=== Problem description ===
Your task is to count the lines of the entries below that include the word "jaardia" and to give only the resulting number.

=== Records provided ===
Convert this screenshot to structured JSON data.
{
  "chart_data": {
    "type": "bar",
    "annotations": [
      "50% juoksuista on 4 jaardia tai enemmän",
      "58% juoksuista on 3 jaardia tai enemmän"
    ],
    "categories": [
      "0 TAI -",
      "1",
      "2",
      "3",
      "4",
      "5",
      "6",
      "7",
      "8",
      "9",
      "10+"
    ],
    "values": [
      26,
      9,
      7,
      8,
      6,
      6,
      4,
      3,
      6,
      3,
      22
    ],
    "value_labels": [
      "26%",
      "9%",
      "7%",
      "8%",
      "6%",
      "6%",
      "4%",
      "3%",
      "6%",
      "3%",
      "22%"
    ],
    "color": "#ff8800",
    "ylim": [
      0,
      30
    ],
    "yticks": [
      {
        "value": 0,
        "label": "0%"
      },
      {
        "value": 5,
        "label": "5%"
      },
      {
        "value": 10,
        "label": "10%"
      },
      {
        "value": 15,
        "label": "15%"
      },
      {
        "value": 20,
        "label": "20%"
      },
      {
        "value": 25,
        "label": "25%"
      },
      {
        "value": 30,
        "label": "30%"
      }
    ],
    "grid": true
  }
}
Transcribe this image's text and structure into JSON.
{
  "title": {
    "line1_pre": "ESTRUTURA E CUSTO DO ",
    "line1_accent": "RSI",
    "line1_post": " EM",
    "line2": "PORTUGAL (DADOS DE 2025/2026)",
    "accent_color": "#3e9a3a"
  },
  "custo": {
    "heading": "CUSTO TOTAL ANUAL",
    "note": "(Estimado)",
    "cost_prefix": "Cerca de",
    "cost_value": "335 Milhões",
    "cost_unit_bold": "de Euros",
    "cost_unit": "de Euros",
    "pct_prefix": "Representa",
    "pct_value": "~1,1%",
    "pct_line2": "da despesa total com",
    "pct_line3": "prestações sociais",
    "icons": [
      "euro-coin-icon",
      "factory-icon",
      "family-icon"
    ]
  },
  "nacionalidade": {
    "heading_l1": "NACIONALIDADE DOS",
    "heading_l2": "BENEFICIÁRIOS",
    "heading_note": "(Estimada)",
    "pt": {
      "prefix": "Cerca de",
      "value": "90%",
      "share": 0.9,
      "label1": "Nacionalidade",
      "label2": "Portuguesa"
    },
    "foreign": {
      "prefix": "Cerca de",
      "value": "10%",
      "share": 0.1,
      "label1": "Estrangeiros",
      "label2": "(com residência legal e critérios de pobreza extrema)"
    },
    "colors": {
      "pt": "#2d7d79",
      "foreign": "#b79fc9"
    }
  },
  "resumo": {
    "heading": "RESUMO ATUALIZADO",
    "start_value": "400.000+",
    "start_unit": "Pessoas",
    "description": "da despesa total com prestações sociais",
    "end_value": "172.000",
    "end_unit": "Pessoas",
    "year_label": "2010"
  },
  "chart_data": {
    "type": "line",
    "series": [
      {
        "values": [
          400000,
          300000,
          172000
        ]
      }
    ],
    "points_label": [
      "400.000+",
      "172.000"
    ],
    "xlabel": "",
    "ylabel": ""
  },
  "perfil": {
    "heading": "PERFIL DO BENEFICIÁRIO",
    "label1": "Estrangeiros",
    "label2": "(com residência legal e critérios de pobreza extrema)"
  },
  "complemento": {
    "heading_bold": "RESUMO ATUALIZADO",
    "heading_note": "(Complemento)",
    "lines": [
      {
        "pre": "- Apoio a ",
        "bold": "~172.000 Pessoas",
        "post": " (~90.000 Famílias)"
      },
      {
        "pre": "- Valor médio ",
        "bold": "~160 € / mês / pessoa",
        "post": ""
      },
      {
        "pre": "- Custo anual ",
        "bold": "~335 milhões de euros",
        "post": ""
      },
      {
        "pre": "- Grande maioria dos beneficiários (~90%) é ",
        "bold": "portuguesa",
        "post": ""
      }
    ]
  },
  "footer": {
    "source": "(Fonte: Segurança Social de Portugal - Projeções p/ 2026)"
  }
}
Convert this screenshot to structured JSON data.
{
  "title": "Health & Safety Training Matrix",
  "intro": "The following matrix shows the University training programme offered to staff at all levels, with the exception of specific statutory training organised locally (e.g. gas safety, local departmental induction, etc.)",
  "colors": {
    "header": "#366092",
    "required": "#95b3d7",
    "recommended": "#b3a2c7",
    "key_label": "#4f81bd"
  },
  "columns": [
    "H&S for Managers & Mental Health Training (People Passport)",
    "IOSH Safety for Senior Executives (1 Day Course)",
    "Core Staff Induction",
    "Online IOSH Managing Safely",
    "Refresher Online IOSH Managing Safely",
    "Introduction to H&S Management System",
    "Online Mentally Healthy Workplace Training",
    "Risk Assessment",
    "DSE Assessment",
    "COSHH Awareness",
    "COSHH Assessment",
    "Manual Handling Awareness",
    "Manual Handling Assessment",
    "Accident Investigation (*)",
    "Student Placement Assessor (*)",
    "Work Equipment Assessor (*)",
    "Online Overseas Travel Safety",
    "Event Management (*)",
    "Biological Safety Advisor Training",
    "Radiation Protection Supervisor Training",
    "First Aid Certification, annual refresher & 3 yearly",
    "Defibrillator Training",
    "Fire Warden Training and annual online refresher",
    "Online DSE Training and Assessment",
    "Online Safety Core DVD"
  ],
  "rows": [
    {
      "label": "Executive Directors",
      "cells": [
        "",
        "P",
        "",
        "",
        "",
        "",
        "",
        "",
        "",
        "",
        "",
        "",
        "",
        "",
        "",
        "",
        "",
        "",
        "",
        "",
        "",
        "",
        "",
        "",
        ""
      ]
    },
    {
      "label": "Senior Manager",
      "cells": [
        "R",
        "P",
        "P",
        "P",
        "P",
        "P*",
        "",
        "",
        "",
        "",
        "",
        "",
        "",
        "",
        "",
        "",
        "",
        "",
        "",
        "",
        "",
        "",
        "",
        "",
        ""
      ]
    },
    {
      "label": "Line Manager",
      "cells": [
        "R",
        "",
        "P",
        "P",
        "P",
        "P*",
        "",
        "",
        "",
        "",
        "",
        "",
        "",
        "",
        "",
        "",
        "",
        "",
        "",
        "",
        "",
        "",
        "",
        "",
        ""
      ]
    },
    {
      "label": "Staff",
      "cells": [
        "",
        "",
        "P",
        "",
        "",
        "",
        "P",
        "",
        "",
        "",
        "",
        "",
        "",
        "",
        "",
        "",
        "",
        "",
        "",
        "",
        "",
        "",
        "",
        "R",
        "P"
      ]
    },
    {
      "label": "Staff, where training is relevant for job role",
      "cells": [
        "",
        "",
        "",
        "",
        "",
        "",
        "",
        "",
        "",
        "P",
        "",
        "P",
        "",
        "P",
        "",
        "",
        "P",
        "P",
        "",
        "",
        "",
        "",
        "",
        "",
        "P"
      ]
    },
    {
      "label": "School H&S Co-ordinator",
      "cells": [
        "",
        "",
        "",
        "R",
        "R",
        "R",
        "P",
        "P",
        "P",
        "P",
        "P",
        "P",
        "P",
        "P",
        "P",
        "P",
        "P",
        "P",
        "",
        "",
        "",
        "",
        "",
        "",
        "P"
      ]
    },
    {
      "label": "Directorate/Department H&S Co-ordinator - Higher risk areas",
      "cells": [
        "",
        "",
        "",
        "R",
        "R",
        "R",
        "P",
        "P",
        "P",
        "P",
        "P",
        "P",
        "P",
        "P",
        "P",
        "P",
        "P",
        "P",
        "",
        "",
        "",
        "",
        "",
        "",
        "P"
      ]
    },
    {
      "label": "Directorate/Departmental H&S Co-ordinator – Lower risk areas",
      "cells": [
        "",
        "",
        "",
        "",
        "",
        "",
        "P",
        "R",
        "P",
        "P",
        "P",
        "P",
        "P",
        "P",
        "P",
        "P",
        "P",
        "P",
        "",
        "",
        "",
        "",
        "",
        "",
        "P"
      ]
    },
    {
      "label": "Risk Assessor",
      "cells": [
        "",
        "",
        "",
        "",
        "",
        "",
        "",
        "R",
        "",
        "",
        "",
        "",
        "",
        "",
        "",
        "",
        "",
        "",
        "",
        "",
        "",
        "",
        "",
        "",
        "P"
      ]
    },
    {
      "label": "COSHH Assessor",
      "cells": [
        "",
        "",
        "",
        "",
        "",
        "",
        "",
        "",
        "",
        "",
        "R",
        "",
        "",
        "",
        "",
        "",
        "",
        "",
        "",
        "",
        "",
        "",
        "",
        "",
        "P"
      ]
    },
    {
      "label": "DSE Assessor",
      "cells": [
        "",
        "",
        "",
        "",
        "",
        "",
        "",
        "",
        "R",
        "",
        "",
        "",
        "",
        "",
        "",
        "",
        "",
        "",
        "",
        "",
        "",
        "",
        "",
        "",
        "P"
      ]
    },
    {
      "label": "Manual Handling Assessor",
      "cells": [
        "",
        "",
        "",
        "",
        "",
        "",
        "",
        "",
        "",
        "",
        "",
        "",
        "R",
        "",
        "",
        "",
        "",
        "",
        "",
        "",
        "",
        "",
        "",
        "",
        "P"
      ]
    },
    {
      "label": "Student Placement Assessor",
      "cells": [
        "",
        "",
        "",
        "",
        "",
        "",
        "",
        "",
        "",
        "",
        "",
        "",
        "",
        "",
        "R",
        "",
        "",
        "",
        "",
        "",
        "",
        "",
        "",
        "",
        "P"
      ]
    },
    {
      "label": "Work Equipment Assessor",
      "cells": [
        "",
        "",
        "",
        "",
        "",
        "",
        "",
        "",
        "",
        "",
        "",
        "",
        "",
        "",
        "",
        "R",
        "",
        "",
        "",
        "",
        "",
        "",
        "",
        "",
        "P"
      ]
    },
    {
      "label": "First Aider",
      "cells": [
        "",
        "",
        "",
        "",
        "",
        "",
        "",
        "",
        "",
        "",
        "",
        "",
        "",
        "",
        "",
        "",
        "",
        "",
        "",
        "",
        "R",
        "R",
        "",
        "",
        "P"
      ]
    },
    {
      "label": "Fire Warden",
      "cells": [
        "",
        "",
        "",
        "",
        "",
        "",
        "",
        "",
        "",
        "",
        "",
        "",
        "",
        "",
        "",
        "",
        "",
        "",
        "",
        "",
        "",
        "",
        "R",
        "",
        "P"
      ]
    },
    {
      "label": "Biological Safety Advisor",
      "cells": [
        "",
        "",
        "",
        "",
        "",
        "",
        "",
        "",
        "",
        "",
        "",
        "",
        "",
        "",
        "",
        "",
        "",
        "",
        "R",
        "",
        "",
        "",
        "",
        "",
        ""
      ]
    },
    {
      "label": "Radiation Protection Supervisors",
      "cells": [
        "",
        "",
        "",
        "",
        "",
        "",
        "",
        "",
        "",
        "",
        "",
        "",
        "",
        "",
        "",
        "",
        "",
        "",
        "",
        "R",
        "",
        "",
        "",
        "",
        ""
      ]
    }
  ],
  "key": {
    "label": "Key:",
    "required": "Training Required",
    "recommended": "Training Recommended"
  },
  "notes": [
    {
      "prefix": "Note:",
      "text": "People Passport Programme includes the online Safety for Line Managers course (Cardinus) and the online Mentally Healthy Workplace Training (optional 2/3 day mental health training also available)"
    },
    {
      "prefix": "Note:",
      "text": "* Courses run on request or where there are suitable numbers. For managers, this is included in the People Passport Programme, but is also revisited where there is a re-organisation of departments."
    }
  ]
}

=== Result ===
2